TEXT BLOCK
-- Opening Marker --
D. Safety Factor for Infants and Children

    1. In general. Section 408 of FFDCA provides that EPA shall apply 
an additional (10X) tenfold margin of safety for infants and children 
in the case of threshold effects to account for prenatal and postnatal 
toxicity and the completeness of the database on toxicity and exposure 
unless EPA determines based on reliable data that a different margin of 
safety will be safe for infants and children. This additional margin of 
safety is commonly referred to as the FQPA safety factor. In applying 
this provision, EPA either retains the default value of 10X when 
reliable data do not support the choice of a different factor, or, if 
reliable data are available, EPA uses a different additional FQPA 
safety factor value based on the use of traditional UFs and/or special 
FQPA safety factors, as appropriate.
    2. Prenatal and postnatal sensitivity. There were no effects on 
fetal growth or postnatal development up to the limit dose of 1,000 mg/
kg/day in rats or rabbits in the developmental or 2-generation 
reproduction studies. Additionally, there were no treatment related 
effects on the numbers of litters, fetuses (live or dead), resorptions, 
sex ratio, or post-implantation loss and no effects on fetal body 
weights, skeletal ossification, and external, visceral, or skeletal 
malformations or variations.
    3. Conclusion. EPA has determined that reliable data show that it 
would be safe for infants and children to reduce the FQPA safety factor 
to 1X. That decision is based on the following findings:
    i. The toxicology database for chlorantraniliprole is complete for 
the purposes of this risk assessment and the characterization of 
potential prenatal and postnatal risks to infants and children.
-- Closing Marker --
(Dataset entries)
-- Opening Marker --
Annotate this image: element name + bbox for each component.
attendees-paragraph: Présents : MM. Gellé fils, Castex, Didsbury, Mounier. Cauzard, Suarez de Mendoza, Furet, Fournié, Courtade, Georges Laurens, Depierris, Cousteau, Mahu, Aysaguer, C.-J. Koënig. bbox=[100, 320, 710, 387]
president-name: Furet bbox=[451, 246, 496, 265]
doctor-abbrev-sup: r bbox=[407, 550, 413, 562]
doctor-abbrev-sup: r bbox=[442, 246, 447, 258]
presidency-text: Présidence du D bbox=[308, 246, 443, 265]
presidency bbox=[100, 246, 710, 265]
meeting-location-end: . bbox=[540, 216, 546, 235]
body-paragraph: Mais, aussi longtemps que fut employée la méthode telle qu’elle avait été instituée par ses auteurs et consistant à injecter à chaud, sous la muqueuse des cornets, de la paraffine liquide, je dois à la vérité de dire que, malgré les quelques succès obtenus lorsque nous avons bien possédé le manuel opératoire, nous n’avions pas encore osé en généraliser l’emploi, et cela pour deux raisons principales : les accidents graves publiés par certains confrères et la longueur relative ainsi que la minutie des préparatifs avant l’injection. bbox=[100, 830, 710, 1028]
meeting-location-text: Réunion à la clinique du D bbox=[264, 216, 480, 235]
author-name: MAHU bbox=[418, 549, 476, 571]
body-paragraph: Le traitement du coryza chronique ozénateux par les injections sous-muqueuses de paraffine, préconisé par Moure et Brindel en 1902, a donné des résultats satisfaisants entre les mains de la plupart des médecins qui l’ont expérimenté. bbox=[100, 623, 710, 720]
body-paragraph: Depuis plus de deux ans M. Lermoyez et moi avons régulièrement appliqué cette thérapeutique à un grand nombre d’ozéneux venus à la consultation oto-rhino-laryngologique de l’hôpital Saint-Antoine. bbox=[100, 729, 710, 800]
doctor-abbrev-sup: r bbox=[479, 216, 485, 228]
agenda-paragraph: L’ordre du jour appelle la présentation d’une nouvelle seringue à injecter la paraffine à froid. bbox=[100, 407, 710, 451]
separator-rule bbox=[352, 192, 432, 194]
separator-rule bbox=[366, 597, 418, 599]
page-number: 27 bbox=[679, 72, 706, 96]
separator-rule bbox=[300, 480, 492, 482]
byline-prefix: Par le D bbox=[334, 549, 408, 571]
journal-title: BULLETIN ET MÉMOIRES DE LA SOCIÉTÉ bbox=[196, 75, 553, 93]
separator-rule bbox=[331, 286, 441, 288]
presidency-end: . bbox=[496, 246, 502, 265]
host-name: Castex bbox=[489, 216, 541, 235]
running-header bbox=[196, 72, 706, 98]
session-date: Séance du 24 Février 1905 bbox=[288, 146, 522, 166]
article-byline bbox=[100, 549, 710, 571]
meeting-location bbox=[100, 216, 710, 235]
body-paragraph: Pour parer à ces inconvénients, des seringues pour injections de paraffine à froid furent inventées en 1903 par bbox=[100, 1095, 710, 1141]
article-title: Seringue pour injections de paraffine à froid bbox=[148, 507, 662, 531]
-- Closing Marker --
WHAT YOU NEED TO DO
a - From the safety factor passage, copy the part that opens with the words containing "3. Conclusion. EPA" and closes with "to infants and children.".
b - Answer these from the safety factor passage:
(i) What is the additional margin of safety commonly called?
(ii) Up to what limit dose were there no effects on fetal growth or postnatal development in rats or rabbits?
(iii) To what value did EPA decide to reduce the FQPA safety factor?

TASK-BY-TASK SOLUTIONS
a -
3. Conclusion. EPA has determined that reliable data show that it 
would be safe for infants and children to reduce the FQPA safety factor 
to 1X. That decision is based on the following findings:
    i. The toxicology database for chlorantraniliprole is complete for 
the purposes of this risk assessment and the characterization of 
potential prenatal and postnatal risks to infants and children.

b -
(i) The FQPA safety factor.
(ii) 1,000 mg/kg/day.
(iii) 1X.